:: Goal ::
Pick out every line in the data below that holds "通过漏斗向U形管中加水至在漏斗中形成的水柱".

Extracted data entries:
[BEGIN]

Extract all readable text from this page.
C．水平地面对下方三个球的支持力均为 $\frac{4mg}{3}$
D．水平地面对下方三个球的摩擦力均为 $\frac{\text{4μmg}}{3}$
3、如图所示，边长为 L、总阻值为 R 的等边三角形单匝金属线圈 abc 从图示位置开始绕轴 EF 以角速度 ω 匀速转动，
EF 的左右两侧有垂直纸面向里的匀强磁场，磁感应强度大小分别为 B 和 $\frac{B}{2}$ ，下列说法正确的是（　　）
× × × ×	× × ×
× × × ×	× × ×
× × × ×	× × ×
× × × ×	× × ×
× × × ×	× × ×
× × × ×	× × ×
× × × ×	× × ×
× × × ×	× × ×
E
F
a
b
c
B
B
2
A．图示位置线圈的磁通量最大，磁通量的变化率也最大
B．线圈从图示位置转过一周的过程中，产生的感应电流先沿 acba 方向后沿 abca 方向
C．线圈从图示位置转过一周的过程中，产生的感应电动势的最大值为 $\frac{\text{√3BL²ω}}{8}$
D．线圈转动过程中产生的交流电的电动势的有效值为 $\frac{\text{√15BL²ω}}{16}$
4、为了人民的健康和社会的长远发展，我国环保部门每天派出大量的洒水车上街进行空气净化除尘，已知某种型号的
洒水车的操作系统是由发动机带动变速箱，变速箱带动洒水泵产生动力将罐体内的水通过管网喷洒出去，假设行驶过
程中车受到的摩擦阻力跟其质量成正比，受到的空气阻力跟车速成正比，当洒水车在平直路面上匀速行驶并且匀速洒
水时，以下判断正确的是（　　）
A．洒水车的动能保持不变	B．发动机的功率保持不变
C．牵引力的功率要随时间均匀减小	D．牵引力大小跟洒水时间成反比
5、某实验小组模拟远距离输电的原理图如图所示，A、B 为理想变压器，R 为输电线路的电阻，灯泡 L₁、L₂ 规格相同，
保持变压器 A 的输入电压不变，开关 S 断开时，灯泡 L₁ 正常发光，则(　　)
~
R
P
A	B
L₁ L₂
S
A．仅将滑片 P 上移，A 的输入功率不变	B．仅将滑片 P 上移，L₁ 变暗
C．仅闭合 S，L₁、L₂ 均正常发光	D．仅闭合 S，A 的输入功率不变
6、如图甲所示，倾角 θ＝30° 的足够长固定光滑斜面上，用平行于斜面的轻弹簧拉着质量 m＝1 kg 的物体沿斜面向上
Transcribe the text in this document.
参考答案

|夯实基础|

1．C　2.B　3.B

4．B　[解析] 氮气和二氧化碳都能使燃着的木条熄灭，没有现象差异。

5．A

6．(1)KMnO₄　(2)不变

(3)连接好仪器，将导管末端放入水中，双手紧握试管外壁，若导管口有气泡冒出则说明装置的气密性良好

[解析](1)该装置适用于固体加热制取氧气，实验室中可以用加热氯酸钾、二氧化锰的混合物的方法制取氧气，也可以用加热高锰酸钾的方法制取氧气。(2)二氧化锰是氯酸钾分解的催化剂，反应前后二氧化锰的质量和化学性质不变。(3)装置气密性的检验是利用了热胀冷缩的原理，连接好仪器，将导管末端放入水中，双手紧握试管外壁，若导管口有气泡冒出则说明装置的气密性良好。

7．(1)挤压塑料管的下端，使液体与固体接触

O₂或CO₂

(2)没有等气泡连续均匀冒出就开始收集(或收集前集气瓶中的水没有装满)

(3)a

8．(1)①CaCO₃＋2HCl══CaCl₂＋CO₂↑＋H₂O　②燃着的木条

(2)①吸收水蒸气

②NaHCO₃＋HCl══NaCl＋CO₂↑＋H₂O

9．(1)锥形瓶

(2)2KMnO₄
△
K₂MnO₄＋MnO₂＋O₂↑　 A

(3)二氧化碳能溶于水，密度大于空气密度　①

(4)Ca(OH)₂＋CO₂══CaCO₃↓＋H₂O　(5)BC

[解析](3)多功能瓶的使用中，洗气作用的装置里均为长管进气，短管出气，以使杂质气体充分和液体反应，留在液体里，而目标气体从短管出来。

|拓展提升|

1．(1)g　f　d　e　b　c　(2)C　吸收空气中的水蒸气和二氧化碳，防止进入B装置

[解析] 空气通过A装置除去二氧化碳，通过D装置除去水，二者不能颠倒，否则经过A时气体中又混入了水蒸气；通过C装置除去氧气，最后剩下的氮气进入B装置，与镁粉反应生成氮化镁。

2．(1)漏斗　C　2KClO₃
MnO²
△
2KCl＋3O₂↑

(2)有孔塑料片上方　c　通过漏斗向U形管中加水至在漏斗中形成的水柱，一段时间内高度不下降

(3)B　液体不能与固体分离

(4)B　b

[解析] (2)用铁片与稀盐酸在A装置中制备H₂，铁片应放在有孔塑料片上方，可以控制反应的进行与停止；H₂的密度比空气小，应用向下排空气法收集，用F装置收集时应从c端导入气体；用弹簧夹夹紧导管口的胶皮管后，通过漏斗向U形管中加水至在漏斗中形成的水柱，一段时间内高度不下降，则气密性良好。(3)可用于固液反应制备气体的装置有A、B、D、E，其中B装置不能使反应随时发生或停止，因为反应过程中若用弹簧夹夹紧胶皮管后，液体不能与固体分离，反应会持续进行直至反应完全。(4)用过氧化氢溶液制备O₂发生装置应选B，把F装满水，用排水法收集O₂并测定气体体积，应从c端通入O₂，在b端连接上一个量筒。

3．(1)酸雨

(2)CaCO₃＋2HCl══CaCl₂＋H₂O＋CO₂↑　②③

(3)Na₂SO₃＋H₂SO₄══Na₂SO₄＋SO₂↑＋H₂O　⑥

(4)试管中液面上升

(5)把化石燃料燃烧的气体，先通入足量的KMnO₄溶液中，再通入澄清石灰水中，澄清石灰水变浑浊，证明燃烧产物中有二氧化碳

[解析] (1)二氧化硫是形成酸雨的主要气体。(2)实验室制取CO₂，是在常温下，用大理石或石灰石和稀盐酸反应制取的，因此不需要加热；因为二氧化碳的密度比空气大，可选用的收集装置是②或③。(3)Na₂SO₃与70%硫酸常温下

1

[END]

:: Complete response ::
(2)有孔塑料片上方　c　通过漏斗向U形管中加水至在漏斗中形成的水柱，一段时间内高度不下降
[解析] (2)用铁片与稀盐酸在A装置中制备H₂，铁片应放在有孔塑料片上方，可以控制反应的进行与停止；H₂的密度比空气小，应用向下排空气法收集，用F装置收集时应从c端导入气体；用弹簧夹夹紧导管口的胶皮管后，通过漏斗向U形管中加水至在漏斗中形成的水柱，一段时间内高度不下降，则气密性良好。(3)可用于固液反应制备气体的装置有A、B、D、E，其中B装置不能使反应随时发生或停止，因为反应过程中若用弹簧夹夹紧胶皮管后，液体不能与固体分离，反应会持续进行直至反应完全。(4)用过氧化氢溶液制备O₂发生装置应选B，把F装满水，用排水法收集O₂并测定气体体积，应从c端通入O₂，在b端连接上一个量筒。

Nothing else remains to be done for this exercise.